→ **Data entries**:
▬▬▬▬▬▬▬▬▬▬

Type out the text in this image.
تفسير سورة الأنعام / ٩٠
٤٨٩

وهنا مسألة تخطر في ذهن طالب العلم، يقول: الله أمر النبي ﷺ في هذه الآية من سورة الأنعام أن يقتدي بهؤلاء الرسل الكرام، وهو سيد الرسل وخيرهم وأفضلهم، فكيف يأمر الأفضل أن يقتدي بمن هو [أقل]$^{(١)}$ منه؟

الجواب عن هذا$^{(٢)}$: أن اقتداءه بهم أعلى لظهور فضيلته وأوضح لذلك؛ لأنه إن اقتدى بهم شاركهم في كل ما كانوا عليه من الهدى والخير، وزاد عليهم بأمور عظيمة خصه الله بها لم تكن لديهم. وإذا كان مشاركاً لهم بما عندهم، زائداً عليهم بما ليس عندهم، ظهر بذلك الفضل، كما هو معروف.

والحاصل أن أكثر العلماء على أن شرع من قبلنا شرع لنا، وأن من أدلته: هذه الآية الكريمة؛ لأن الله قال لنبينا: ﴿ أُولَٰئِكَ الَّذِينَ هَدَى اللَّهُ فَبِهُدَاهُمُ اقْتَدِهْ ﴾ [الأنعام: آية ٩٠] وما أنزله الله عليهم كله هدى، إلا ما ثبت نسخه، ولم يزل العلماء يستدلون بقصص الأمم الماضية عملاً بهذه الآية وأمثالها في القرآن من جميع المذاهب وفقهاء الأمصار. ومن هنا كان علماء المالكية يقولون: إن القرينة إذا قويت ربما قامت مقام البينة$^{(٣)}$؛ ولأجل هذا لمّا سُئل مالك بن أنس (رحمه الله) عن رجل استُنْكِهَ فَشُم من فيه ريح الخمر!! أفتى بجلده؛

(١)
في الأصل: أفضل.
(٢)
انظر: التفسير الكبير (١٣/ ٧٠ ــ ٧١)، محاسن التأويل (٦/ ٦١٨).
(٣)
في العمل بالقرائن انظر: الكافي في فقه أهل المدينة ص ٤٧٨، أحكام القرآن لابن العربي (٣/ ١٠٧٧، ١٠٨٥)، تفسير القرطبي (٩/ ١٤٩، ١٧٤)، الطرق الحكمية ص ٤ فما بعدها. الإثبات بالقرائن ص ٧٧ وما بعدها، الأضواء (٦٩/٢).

▬▬▬▬▬▬▬▬▬▬

→ **JOB**: Print the material verbatim, all of it.

→ **THE COMPLETED TASK**:
Type out the text in this image.
تفسير سورة الأنعام / ٩٠
٤٨٩

وهنا مسألة تخطر في ذهن طالب العلم، يقول: الله أمر النبي ﷺ في هذه الآية من سورة الأنعام أن يقتدي بهؤلاء الرسل الكرام، وهو سيد الرسل وخيرهم وأفضلهم، فكيف يأمر الأفضل أن يقتدي بمن هو [أقل]$^{(١)}$ منه؟

الجواب عن هذا$^{(٢)}$: أن اقتداءه بهم أعلى لظهور فضيلته وأوضح لذلك؛ لأنه إن اقتدى بهم شاركهم في كل ما كانوا عليه من الهدى والخير، وزاد عليهم بأمور عظيمة خصه الله بها لم تكن لديهم. وإذا كان مشاركاً لهم بما عندهم، زائداً عليهم بما ليس عندهم، ظهر بذلك الفضل، كما هو معروف.

والحاصل أن أكثر العلماء على أن شرع من قبلنا شرع لنا، وأن من أدلته: هذه الآية الكريمة؛ لأن الله قال لنبينا: ﴿ أُولَٰئِكَ الَّذِينَ هَدَى اللَّهُ فَبِهُدَاهُمُ اقْتَدِهْ ﴾ [الأنعام: آية ٩٠] وما أنزله الله عليهم كله هدى، إلا ما ثبت نسخه، ولم يزل العلماء يستدلون بقصص الأمم الماضية عملاً بهذه الآية وأمثالها في القرآن من جميع المذاهب وفقهاء الأمصار. ومن هنا كان علماء المالكية يقولون: إن القرينة إذا قويت ربما قامت مقام البينة$^{(٣)}$؛ ولأجل هذا لمّا سُئل مالك بن أنس (رحمه الله) عن رجل استُنْكِهَ فَشُم من فيه ريح الخمر!! أفتى بجلده؛

(١)
في الأصل: أفضل.
(٢)
انظر: التفسير الكبير (١٣/ ٧٠ ــ ٧١)، محاسن التأويل (٦/ ٦١٨).
(٣)
في العمل بالقرائن انظر: الكافي في فقه أهل المدينة ص ٤٧٨، أحكام القرآن لابن العربي (٣/ ١٠٧٧، ١٠٨٥)، تفسير القرطبي (٩/ ١٤٩، ١٧٤)، الطرق الحكمية ص ٤ فما بعدها. الإثبات بالقرائن ص ٧٧ وما بعدها، الأضواء (٦٩/٢).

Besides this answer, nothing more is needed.